**Exercise details**
How many lines in the records below contain the word "text"? Answer with the number alone.

**Supplied records**

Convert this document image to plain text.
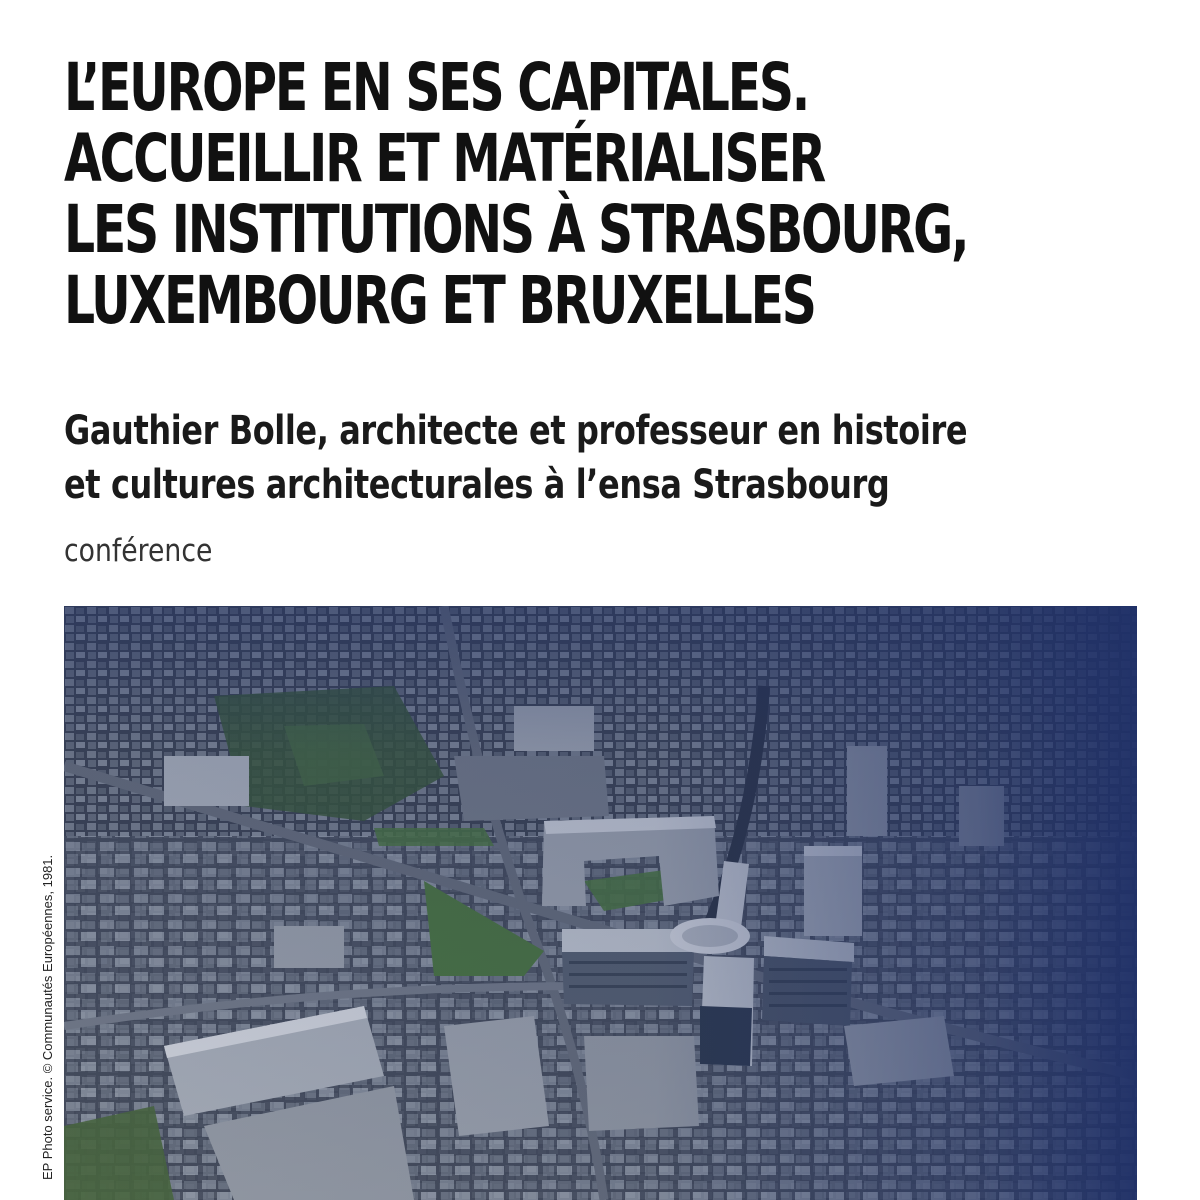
L’EUROPE EN SES CAPITALES.
ACCUEILLIR ET MATÉRIALISER
LES INSTITUTIONS À STRASBOURG,
LUXEMBOURG ET BRUXELLES
Gauthier Bolle, architecte et professeur en histoire
et cultures architecturales à l’ensa Strasbourg
conférence
EP Photo service. © Communautés Européennes, 1981.
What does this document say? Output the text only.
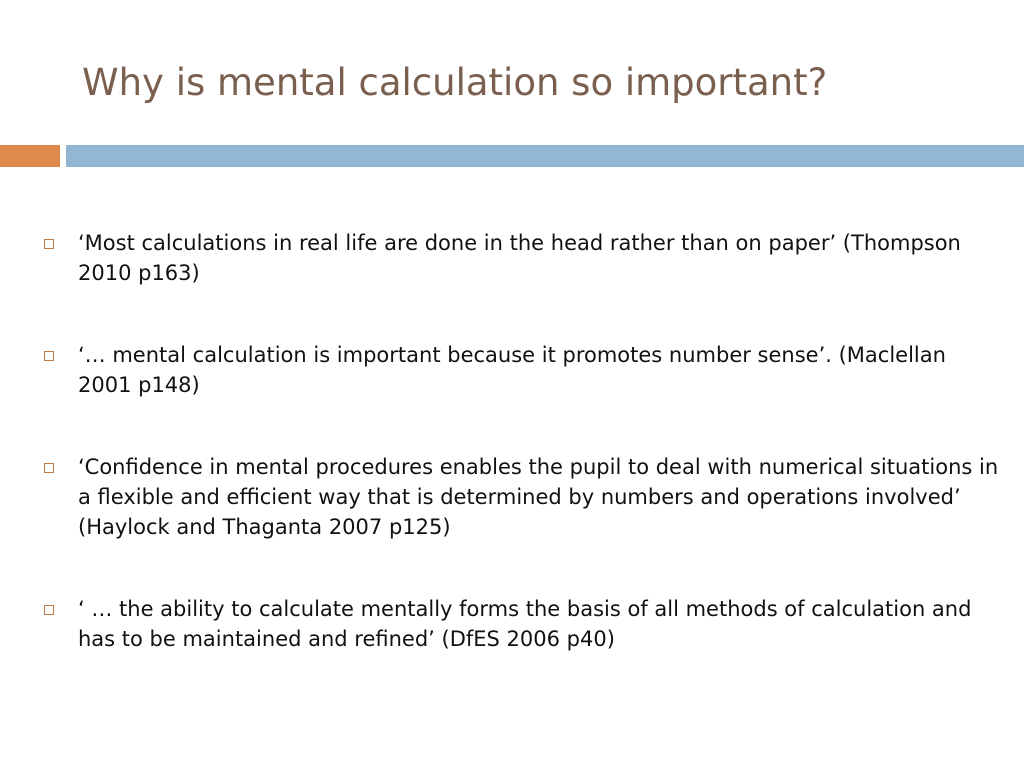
Why is mental calculation so important?
‘Most calculations in real life are done in the head rather than on paper’ (Thompson 2010 p163)
‘… mental calculation is important because it promotes number sense’. (Maclellan 2001 p148)
‘Confidence in mental procedures enables the pupil to deal with numerical situations in a flexible and efficient way that is determined by numbers and operations involved’ (Haylock and Thaganta 2007 p125)
‘ … the ability to calculate mentally forms the basis of all methods of calculation and has to be maintained and refined’ (DfES 2006 p40)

**Result of this task**
2